## start Material for this exercise

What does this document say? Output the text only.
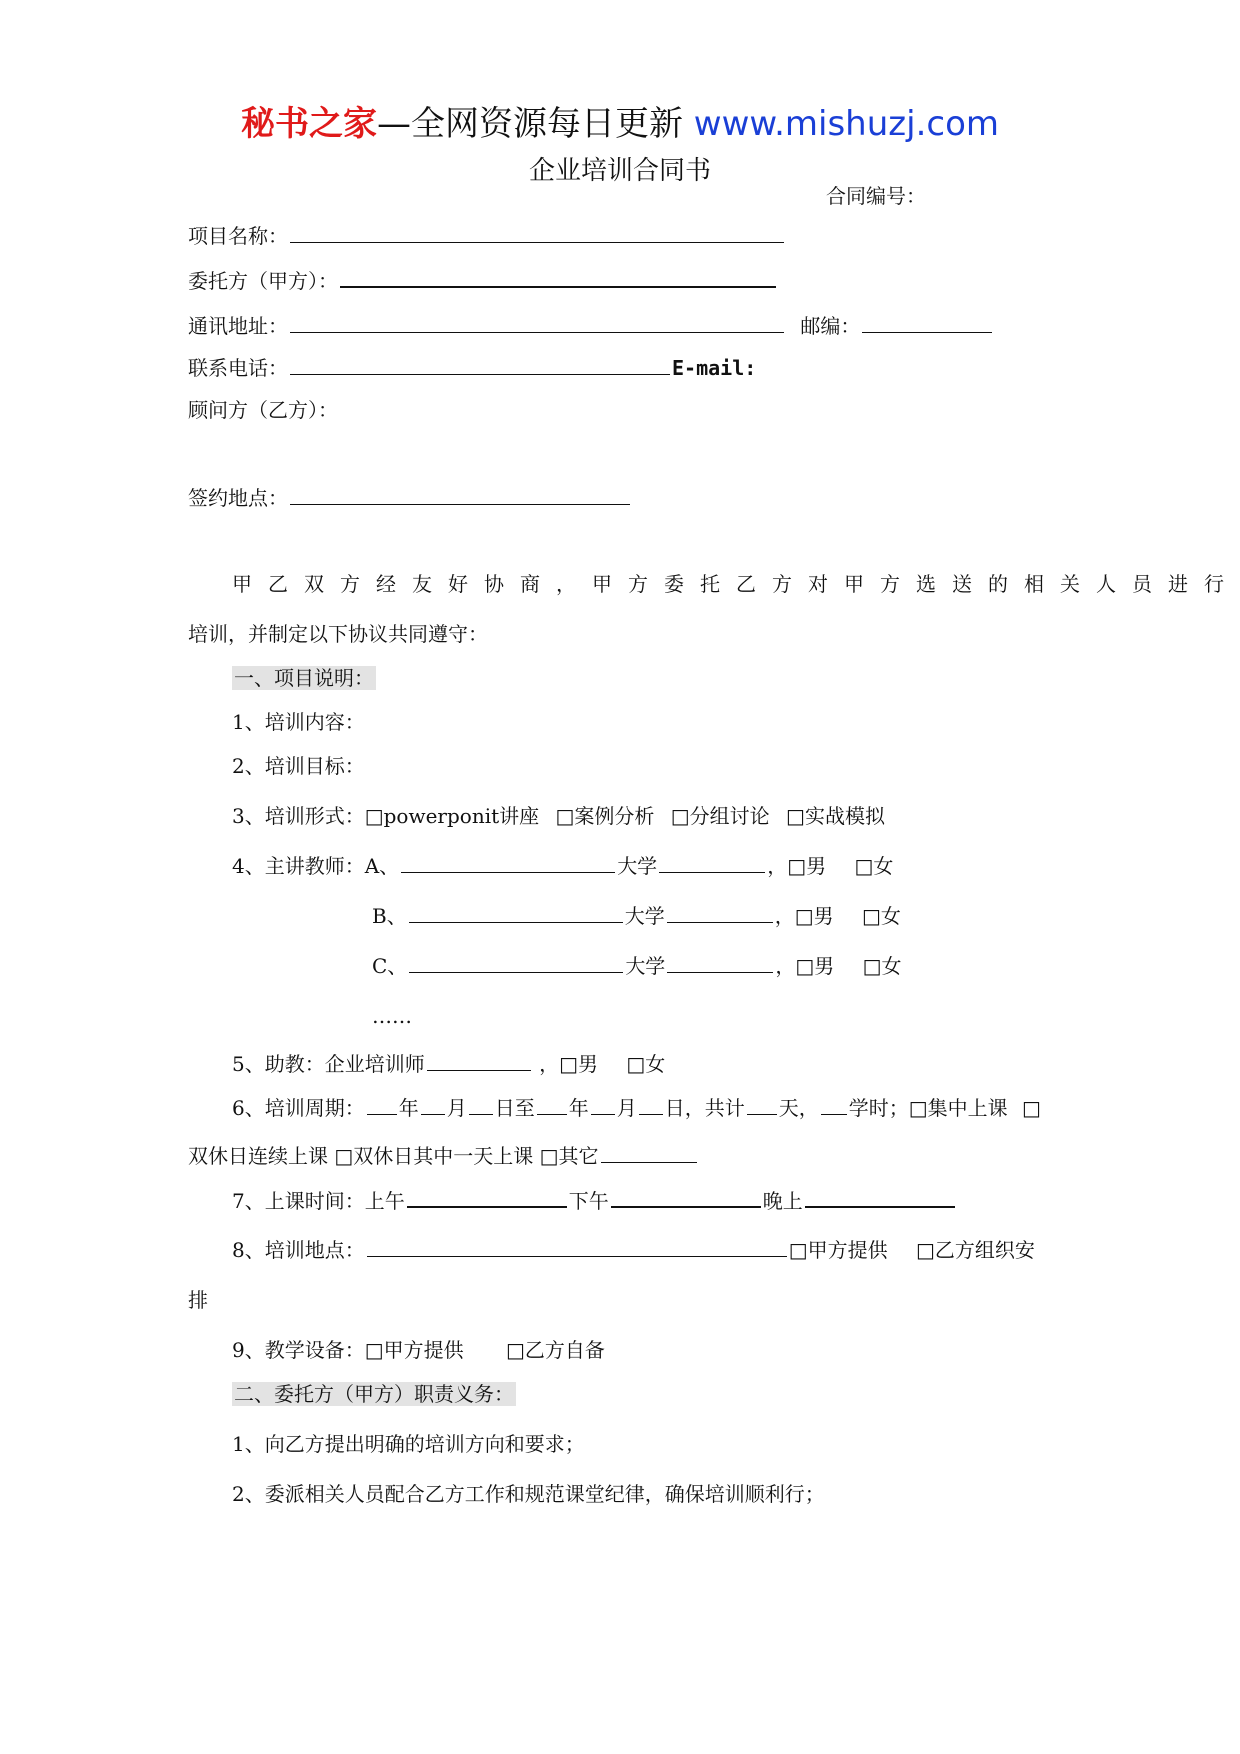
秘书之家—全网资源每日更新 www.mishuzj.com
企业培训合同书
合同编号：
项目名称：
委托方（甲方）：
通讯地址：	邮编：
联系电话：	E-mail:
顾问方（乙方）：
签约地点：
甲乙双方经友好协商，甲方委托乙方对甲方选送的相关人员进行
培训，并制定以下协议共同遵守：
一、项目说明：
1、培训内容：
2、培训目标：
3、培训形式：□powerponit讲座 □案例分析 □分组讨论 □实战模拟
4、主讲教师：A、	大学	，□男 □女
B、	大学	，□男 □女
C、	大学	，□男 □女
……
5、助教：企业培训师	，□男 □女
6、培训周期： 年 月 日至 年 月 日，共计 天， 学时；□集中上课 □
双休日连续上课 □双休日其中一天上课 □其它
7、上课时间：上午	下午	晚上
8、培训地点：	□甲方提供 □乙方组织安
排
9、教学设备：□甲方提供 □乙方自备
二、委托方（甲方）职责义务：
1、向乙方提出明确的培训方向和要求；
2、委派相关人员配合乙方工作和规范课堂纪律，确保培训顺利行；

## end Material for this exercise

What the task asks. Your job is to transcribe the entries above exactly; skip the pictures.

Response for this exercise.
What does this document say? Output the text only.
秘书之家—全网资源每日更新 www.mishuzj.com
企业培训合同书
合同编号：
项目名称：
委托方（甲方）：
通讯地址：	邮编：
联系电话：	E-mail:
顾问方（乙方）：
签约地点：
甲乙双方经友好协商，甲方委托乙方对甲方选送的相关人员进行
培训，并制定以下协议共同遵守：
一、项目说明：
1、培训内容：
2、培训目标：
3、培训形式：□powerponit讲座 □案例分析 □分组讨论 □实战模拟
4、主讲教师：A、	大学	，□男 □女
B、	大学	，□男 □女
C、	大学	，□男 □女
……
5、助教：企业培训师	，□男 □女
6、培训周期： 年 月 日至 年 月 日，共计 天， 学时；□集中上课 □
双休日连续上课 □双休日其中一天上课 □其它
7、上课时间：上午	下午	晚上
8、培训地点：	□甲方提供 □乙方组织安
排
9、教学设备：□甲方提供 □乙方自备
二、委托方（甲方）职责义务：
1、向乙方提出明确的培训方向和要求；
2、委派相关人员配合乙方工作和规范课堂纪律，确保培训顺利行；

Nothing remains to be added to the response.